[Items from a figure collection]
═══
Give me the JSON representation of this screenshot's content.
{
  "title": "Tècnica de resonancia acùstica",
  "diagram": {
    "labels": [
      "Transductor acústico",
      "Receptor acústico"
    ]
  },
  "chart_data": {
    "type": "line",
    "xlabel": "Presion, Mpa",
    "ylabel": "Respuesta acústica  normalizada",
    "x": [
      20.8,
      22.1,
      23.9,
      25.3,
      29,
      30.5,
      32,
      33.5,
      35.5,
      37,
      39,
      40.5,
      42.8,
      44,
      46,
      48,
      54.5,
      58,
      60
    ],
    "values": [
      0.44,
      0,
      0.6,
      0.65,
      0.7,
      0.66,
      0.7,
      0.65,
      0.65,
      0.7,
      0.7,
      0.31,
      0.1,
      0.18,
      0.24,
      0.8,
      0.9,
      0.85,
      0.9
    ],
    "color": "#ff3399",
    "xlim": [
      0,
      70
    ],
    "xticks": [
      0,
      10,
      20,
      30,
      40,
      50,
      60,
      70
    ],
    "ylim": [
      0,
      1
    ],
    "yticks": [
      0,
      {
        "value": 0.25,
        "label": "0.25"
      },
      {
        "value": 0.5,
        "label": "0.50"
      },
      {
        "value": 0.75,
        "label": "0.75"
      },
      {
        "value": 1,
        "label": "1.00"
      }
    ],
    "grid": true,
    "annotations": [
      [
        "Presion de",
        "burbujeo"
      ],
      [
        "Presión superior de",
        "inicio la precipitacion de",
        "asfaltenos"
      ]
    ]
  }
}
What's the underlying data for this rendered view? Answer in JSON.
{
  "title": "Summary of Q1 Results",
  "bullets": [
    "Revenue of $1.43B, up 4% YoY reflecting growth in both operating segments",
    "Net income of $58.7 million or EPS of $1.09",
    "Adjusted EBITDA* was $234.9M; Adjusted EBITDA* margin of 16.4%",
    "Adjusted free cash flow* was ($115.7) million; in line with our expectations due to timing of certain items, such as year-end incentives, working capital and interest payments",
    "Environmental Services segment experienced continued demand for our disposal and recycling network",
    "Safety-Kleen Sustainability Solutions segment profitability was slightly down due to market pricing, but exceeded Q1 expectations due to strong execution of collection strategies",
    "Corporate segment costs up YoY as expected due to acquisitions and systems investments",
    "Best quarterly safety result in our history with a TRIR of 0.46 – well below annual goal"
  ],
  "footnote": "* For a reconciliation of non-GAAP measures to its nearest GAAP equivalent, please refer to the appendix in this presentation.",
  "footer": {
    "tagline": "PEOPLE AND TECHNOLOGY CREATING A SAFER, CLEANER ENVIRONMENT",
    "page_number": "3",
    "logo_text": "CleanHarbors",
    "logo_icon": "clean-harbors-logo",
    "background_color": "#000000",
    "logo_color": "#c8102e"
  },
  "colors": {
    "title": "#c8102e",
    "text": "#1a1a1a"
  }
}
═══
» **Description of the task**
Show every line from the entries above in which the word "with" appears.

» **Written answer**
    "Adjusted free cash flow* was ($115.7) million; in line with our expectations due to timing of certain items, such as year-end incentives, working capital and interest payments",
    "Best quarterly safety result in our history with a TRIR of 0.46 – well below annual goal"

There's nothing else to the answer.